> TEXT SECTION
•••••

Further information on evaluation strategies in ECMAScript.
As with C, ultimately, everything is passed by value. Unlike C, you can't actually back up and pass the location of a variable, because it doesn't have pointers, just references.
And the references it has are all to objects, not variables. There are several ways of achieving the same result, but they have to be done by hand, not just adding a keyword at either the call or declaration site.
JavaScript is pass by value.
For primitives, primitive's value is passed. For Objects, Object's reference "value" is passed.
Example with Object:
var f1 = function(inputObject){
inputObject.a = 2;
}
var f2 = function(){
var inputObject = {"a": 1};
f1(inputObject);
console.log(inputObject.a);
}
Calling f2 results in printing out "a" value as 2 instead of 1, as the reference is passed and the "a" value in reference is updated.
Example with primitive:
var f1 = function(a){
a = 2;
}
var f2 = function(){
var a = 1;
f1(a);
console.log(a);
}
Calling f2 results in printing out "a" value as 1.
In the interest of creating a simple example that uses const...
const myRef = { foo: 'bar' };
const myVal = true;
function passes(r, v) {
r.foo = 'baz';
v = false;
}
passes(myRef, myVal);
console.log(myRef, myVal); // Object {foo: "baz"} true
In practical terms, Alnitak is correct and makes it easy to understand, but ultimately in JavaScript, everything is passed by value.
What is the "value" of an object? It is the object reference.
When you pass in an object, you get a copy of this value (hence the 'copy of a reference' that Alnitak described). If you change this value, you do not change the original object; you are changing your copy of that reference.
"Global" JavaScript variables are members of the window object. You could access the reference as a member of the window object.
var v = "initialized";
function byref(ref) {
window[ref] = "changed by ref";
}
byref((function(){for(r in window){if(window[r]===v){return(r);}}})());
// It could also be called like... byref('v');
console.log(v); // outputs changed by ref
Note, the above example will not work for variables declared within a function.
Without purisms, I think that the best way to emulate scalar argument by reference in JavaScript is using object, like previous an answer tells.
However, I do a little bit different:
I've made the object assignment inside function call, so one can see the reference parameters near the function call. It increases the source readability.
In function declaration, I put the properties like a comment, for the very same reason: readability.
var r;
funcWithRefScalars(r = {amount:200, message:null} );
console.log(r.amount + " - " + r.message);
function funcWithRefScalars(o) { // o(amount, message)
o.amount *= 1.2;
o.message = "20% increase";
}
In the above example, null indicates clearly an output reference parameter.
The exit:
240 - 20% Increase
On the client-side, console.log should be replaced by alert.
★ ★ ★
Another method that can be even more readable:
var amount, message;
funcWithRefScalars(amount = [200], message = [null] );
console.log(amount[0] + " - " + message[0]);
function funcWithRefScalars(amount, message) { // o(amount, message)
amount[0] *= 1.2;
message[0] = "20% increase";
}
Here you don't even need to create new dummy names, like r above.
I can't see pass-by-reference in the examples where people try to demonstrate such. I only see pass-by-value.
In the case of variables that hold a reference to an object, the reference is the value of those variables, and therefore the reference is passed, which is then pass-by-value.

•••••

> ENTRIES
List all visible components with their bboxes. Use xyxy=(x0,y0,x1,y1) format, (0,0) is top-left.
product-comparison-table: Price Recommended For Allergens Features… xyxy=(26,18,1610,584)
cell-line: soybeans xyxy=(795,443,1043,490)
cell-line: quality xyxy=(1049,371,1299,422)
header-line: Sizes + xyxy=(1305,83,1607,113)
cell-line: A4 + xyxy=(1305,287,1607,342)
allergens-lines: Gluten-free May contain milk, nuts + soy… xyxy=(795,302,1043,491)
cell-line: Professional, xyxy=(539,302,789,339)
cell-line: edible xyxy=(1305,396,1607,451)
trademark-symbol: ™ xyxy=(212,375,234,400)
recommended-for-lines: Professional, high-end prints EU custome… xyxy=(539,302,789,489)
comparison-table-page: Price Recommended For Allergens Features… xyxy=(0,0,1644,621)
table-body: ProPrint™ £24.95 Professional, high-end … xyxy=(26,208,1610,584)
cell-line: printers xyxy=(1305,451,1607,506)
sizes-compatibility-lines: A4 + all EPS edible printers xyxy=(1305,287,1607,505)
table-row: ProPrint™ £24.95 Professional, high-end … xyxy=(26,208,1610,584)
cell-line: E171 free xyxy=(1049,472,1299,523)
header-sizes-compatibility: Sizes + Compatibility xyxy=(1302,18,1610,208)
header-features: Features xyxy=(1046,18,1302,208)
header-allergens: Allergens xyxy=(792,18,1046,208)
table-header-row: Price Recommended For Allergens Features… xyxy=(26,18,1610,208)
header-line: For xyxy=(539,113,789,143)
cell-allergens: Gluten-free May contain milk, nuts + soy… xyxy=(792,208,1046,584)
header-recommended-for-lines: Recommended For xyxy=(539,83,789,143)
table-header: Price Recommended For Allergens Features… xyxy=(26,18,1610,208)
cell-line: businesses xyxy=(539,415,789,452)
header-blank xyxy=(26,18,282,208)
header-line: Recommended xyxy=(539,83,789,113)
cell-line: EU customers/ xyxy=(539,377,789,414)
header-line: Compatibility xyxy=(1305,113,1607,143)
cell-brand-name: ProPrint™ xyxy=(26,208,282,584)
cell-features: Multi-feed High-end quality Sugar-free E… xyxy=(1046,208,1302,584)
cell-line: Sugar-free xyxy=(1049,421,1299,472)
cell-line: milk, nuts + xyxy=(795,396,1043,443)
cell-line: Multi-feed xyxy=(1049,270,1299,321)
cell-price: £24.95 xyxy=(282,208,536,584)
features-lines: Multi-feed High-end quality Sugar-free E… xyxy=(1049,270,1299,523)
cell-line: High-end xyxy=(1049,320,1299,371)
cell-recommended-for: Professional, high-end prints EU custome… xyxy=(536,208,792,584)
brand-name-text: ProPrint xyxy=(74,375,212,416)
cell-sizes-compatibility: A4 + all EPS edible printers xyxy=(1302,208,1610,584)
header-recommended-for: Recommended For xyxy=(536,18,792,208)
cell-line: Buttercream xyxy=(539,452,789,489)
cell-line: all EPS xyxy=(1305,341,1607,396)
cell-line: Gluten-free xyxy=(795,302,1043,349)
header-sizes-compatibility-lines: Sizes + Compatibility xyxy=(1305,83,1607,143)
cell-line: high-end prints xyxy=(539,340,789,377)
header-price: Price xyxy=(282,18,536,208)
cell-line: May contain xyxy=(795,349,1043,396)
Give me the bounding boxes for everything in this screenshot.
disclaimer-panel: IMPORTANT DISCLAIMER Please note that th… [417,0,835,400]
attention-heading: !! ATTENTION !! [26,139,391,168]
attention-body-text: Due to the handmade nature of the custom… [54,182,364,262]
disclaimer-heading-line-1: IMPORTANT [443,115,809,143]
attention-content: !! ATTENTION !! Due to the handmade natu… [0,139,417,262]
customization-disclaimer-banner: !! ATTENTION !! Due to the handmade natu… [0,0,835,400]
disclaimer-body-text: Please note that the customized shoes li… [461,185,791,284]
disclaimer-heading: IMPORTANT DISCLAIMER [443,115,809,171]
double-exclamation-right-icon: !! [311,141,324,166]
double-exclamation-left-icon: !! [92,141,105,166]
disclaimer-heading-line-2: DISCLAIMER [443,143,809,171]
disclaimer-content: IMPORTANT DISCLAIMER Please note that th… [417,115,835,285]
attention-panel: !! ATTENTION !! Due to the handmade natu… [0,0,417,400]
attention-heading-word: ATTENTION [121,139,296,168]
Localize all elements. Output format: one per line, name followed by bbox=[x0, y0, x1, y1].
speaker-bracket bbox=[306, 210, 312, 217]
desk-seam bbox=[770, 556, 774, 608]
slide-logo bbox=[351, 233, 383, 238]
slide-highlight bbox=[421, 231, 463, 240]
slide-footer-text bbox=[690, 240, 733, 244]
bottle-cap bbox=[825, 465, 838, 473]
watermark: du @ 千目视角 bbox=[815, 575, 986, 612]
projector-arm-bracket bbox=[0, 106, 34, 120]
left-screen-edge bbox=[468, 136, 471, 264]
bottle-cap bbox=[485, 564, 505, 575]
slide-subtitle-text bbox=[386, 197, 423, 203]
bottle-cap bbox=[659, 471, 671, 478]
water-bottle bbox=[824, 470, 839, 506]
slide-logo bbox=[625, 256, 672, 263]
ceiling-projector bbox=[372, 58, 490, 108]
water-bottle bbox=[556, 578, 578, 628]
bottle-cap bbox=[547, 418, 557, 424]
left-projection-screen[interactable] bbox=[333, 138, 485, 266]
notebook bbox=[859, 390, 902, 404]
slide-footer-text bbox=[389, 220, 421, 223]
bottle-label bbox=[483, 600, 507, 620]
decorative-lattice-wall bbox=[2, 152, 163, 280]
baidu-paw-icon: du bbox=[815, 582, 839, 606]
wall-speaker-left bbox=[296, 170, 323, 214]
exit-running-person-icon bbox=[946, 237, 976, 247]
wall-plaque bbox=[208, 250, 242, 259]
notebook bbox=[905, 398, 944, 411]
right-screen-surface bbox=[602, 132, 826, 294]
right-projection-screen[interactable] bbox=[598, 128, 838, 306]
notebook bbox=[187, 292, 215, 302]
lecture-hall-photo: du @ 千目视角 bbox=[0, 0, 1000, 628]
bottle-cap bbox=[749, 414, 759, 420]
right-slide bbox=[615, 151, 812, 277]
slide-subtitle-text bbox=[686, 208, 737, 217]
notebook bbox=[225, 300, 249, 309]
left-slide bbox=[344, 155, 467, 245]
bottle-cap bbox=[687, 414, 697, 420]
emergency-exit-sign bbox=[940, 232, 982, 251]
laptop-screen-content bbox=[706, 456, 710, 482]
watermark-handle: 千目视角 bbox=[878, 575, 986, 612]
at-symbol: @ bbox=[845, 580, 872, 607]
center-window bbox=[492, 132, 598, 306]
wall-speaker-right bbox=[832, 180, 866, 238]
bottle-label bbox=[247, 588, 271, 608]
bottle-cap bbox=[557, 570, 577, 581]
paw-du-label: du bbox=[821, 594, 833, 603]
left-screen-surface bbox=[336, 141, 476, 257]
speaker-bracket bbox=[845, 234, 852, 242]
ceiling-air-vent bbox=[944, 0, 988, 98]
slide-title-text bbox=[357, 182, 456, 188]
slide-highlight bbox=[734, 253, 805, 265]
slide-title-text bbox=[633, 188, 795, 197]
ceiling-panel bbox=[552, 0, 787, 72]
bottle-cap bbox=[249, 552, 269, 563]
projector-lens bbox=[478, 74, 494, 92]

•••••

> WRITTEN REQUEST
Rewrite the text on argument passing in JavaScript from "In the interest" to "JavaScript, everything is passed by value.", changing "myVal" to "myFlag" throughout.

> FINAL ANSWER
In the interest of creating a simple example that uses const...
const myRef = { foo: 'bar' };
const myFlag = true;
function passes(r, v) {
r.foo = 'baz';
v = false;
}
passes(myRef, myFlag);
console.log(myRef, myFlag); // Object {foo: "baz"} true
In practical terms, Alnitak is correct and makes it easy to understand, but ultimately in JavaScript, everything is passed by value.